# Aim:
Exact reproduction is required for all entries.

Figure data in JSON:
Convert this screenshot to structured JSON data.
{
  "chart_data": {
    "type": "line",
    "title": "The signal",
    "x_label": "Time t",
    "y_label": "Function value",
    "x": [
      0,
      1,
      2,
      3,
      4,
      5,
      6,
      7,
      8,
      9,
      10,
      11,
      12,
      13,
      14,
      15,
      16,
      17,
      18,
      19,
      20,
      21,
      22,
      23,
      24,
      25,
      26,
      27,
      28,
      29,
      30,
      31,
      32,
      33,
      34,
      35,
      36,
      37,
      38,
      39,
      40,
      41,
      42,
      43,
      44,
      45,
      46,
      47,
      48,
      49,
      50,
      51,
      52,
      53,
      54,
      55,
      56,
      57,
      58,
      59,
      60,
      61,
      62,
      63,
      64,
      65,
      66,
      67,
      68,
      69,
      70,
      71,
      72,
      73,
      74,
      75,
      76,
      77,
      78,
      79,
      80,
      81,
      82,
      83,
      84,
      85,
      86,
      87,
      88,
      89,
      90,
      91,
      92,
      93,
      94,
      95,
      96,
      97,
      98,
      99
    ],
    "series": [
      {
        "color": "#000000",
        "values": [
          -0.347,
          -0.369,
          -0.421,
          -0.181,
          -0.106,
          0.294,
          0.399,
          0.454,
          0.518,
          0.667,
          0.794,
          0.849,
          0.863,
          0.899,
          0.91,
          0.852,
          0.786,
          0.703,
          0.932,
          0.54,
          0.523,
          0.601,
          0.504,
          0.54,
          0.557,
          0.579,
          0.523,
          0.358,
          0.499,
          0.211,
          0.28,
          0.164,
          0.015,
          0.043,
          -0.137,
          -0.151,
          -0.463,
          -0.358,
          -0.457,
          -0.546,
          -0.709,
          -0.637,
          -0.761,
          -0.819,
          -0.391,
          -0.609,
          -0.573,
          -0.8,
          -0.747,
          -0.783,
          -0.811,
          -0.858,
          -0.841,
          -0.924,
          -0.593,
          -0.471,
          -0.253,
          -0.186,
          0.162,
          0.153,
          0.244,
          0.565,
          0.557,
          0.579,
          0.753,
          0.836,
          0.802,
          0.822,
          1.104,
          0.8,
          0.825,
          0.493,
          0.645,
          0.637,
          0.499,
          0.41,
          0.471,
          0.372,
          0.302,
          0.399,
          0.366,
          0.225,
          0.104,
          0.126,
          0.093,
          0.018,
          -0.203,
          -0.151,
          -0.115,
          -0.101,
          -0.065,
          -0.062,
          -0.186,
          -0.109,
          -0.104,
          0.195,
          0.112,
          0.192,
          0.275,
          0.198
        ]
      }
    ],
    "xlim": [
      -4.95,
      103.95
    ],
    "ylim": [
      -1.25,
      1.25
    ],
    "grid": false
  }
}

# Exercise answer:
Convert this screenshot to structured JSON data.
{
  "chart_data": {
    "type": "line",
    "title": "The signal",
    "x_label": "Time t",
    "y_label": "Function value",
    "x": [
      0,
      1,
      2,
      3,
      4,
      5,
      6,
      7,
      8,
      9,
      10,
      11,
      12,
      13,
      14,
      15,
      16,
      17,
      18,
      19,
      20,
      21,
      22,
      23,
      24,
      25,
      26,
      27,
      28,
      29,
      30,
      31,
      32,
      33,
      34,
      35,
      36,
      37,
      38,
      39,
      40,
      41,
      42,
      43,
      44,
      45,
      46,
      47,
      48,
      49,
      50,
      51,
      52,
      53,
      54,
      55,
      56,
      57,
      58,
      59,
      60,
      61,
      62,
      63,
      64,
      65,
      66,
      67,
      68,
      69,
      70,
      71,
      72,
      73,
      74,
      75,
      76,
      77,
      78,
      79,
      80,
      81,
      82,
      83,
      84,
      85,
      86,
      87,
      88,
      89,
      90,
      91,
      92,
      93,
      94,
      95,
      96,
      97,
      98,
      99
    ],
    "series": [
      {
        "color": "#000000",
        "values": [
          -0.347,
          -0.369,
          -0.421,
          -0.181,
          -0.106,
          0.294,
          0.399,
          0.454,
          0.518,
          0.667,
          0.794,
          0.849,
          0.863,
          0.899,
          0.91,
          0.852,
          0.786,
          0.703,
          0.932,
          0.54,
          0.523,
          0.601,
          0.504,
          0.54,
          0.557,
          0.579,
          0.523,
          0.358,
          0.499,
          0.211,
          0.28,
          0.164,
          0.015,
          0.043,
          -0.137,
          -0.151,
          -0.463,
          -0.358,
          -0.457,
          -0.546,
          -0.709,
          -0.637,
          -0.761,
          -0.819,
          -0.391,
          -0.609,
          -0.573,
          -0.8,
          -0.747,
          -0.783,
          -0.811,
          -0.858,
          -0.841,
          -0.924,
          -0.593,
          -0.471,
          -0.253,
          -0.186,
          0.162,
          0.153,
          0.244,
          0.565,
          0.557,
          0.579,
          0.753,
          0.836,
          0.802,
          0.822,
          1.104,
          0.8,
          0.825,
          0.493,
          0.645,
          0.637,
          0.499,
          0.41,
          0.471,
          0.372,
          0.302,
          0.399,
          0.366,
          0.225,
          0.104,
          0.126,
          0.093,
          0.018,
          -0.203,
          -0.151,
          -0.115,
          -0.101,
          -0.065,
          -0.062,
          -0.186,
          -0.109,
          -0.104,
          0.195,
          0.112,
          0.192,
          0.275,
          0.198
        ]
      }
    ],
    "xlim": [
      -4.95,
      103.95
    ],
    "ylim": [
      -1.25,
      1.25
    ],
    "grid": false
  }
}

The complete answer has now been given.